Provided records:

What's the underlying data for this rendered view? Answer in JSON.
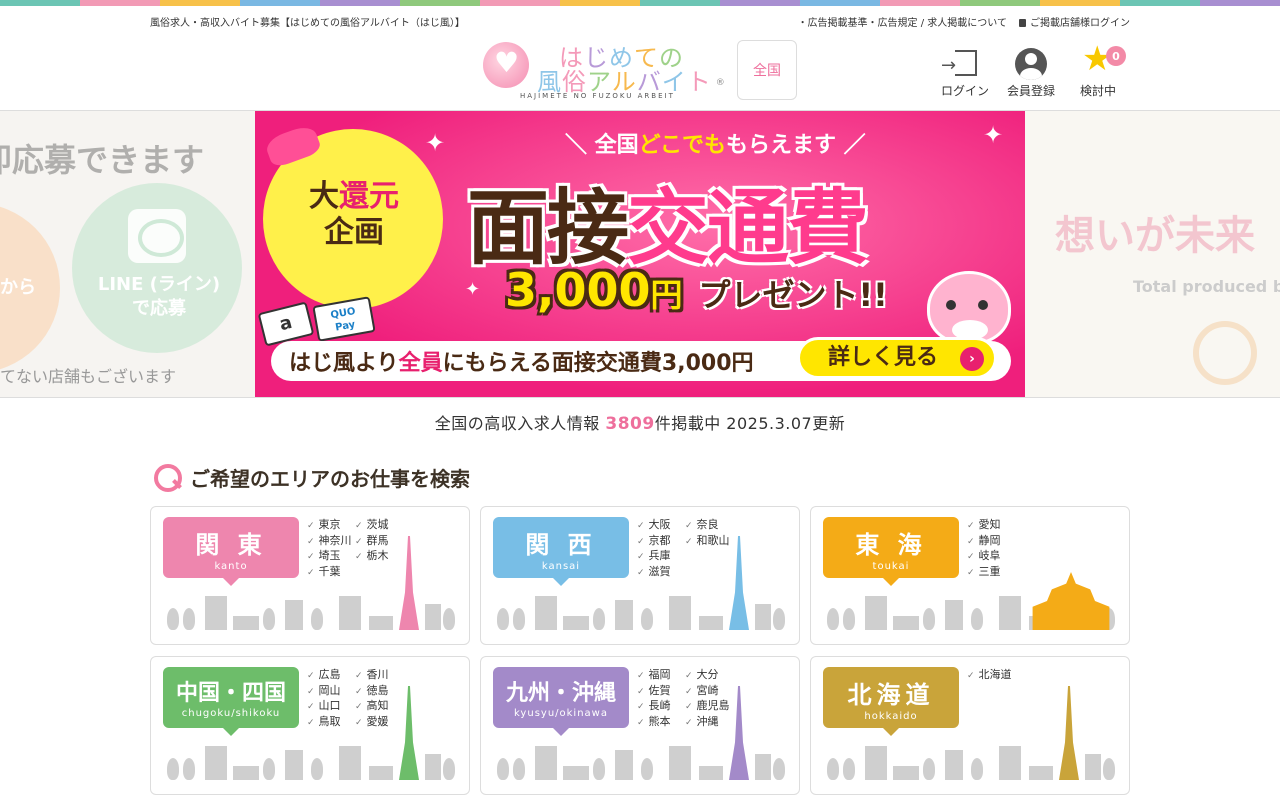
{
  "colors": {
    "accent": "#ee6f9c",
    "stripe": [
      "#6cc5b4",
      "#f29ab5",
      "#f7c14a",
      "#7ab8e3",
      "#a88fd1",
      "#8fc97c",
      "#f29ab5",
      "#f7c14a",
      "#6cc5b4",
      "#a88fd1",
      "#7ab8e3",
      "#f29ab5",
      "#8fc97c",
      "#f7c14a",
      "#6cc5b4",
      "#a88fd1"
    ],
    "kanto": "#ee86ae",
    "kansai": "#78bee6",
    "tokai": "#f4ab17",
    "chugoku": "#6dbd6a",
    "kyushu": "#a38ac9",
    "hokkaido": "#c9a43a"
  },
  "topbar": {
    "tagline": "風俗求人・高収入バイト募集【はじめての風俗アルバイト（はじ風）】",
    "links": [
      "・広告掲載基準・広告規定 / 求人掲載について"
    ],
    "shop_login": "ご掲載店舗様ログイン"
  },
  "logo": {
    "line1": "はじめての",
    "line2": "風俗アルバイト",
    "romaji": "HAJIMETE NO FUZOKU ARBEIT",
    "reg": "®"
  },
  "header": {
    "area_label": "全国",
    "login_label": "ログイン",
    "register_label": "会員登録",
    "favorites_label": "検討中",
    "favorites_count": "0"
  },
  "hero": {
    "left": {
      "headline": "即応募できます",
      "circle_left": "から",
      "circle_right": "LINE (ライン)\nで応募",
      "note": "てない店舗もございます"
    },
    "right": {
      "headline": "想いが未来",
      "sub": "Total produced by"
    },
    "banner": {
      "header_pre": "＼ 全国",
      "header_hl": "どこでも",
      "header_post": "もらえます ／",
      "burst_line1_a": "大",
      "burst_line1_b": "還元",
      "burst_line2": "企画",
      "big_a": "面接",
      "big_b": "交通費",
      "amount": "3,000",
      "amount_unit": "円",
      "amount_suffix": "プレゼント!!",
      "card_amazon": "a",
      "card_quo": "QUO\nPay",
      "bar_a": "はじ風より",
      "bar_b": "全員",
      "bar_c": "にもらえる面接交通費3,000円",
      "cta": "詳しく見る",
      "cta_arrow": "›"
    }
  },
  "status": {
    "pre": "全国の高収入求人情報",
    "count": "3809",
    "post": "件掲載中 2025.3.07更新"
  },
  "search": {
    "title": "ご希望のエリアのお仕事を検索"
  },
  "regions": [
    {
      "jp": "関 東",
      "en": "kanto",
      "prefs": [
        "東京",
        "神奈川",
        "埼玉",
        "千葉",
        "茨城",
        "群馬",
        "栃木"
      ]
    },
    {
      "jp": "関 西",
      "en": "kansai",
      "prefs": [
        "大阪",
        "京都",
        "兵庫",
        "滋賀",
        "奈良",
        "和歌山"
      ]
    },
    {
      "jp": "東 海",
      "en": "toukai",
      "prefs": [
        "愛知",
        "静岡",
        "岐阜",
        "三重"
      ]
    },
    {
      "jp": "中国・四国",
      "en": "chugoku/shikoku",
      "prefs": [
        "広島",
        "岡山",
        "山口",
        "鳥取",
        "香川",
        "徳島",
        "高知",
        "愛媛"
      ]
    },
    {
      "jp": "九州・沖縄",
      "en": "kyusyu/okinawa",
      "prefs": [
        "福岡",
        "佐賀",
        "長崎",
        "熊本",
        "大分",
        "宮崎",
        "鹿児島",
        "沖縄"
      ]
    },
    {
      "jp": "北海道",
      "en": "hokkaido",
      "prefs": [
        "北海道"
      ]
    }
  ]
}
--
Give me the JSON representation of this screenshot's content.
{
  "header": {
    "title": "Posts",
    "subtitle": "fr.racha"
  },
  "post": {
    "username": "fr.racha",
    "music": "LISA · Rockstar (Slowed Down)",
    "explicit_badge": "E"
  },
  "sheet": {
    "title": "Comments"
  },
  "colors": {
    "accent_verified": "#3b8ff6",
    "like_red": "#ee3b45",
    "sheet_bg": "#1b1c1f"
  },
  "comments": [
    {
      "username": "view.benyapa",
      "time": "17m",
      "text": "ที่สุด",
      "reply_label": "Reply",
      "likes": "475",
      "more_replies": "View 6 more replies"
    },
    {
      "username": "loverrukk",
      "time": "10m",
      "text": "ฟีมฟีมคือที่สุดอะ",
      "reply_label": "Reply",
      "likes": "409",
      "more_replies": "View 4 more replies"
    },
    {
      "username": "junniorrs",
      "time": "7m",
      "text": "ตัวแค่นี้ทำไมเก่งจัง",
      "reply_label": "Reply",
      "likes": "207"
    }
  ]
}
==
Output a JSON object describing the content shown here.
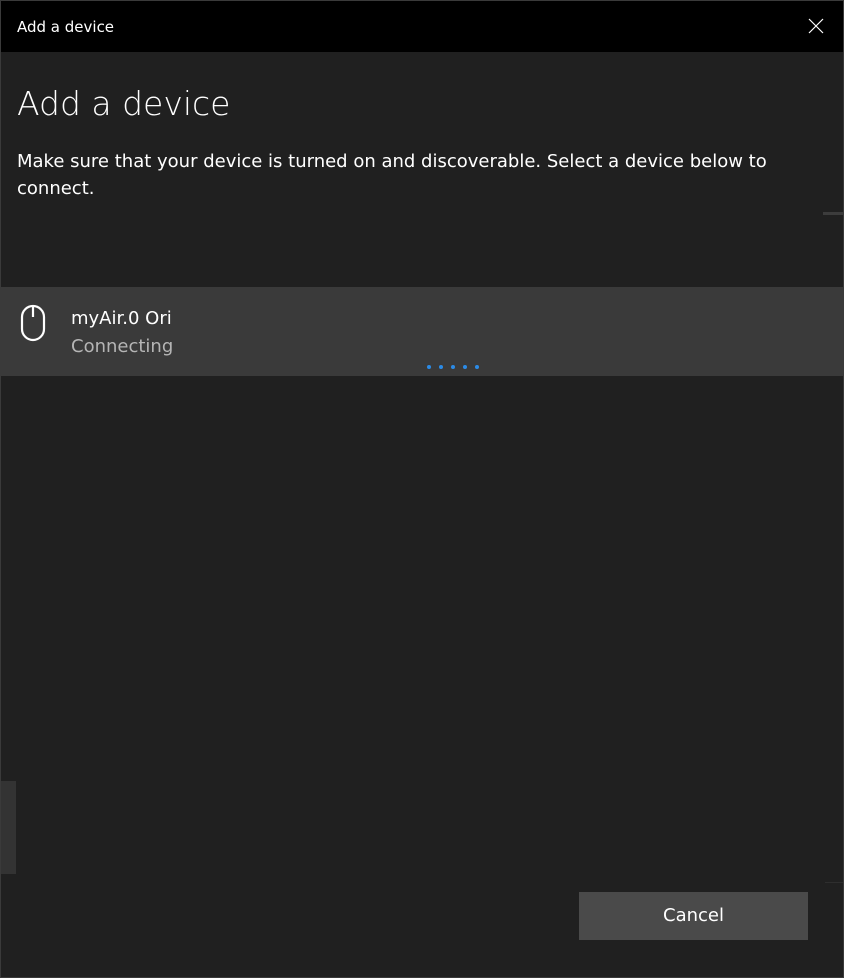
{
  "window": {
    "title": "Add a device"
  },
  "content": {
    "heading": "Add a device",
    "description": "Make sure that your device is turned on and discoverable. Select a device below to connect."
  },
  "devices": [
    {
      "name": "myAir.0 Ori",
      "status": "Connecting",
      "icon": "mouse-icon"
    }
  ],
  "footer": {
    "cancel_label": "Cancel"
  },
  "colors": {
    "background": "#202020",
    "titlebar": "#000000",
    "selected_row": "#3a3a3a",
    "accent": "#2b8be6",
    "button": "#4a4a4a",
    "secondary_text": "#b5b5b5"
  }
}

Instructions for the task: Go through the records and pull out each line that includes the word "username".

Correct output:
    "username": "fr.racha",
      "username": "view.benyapa",
      "username": "loverrukk",
      "username": "junniorrs",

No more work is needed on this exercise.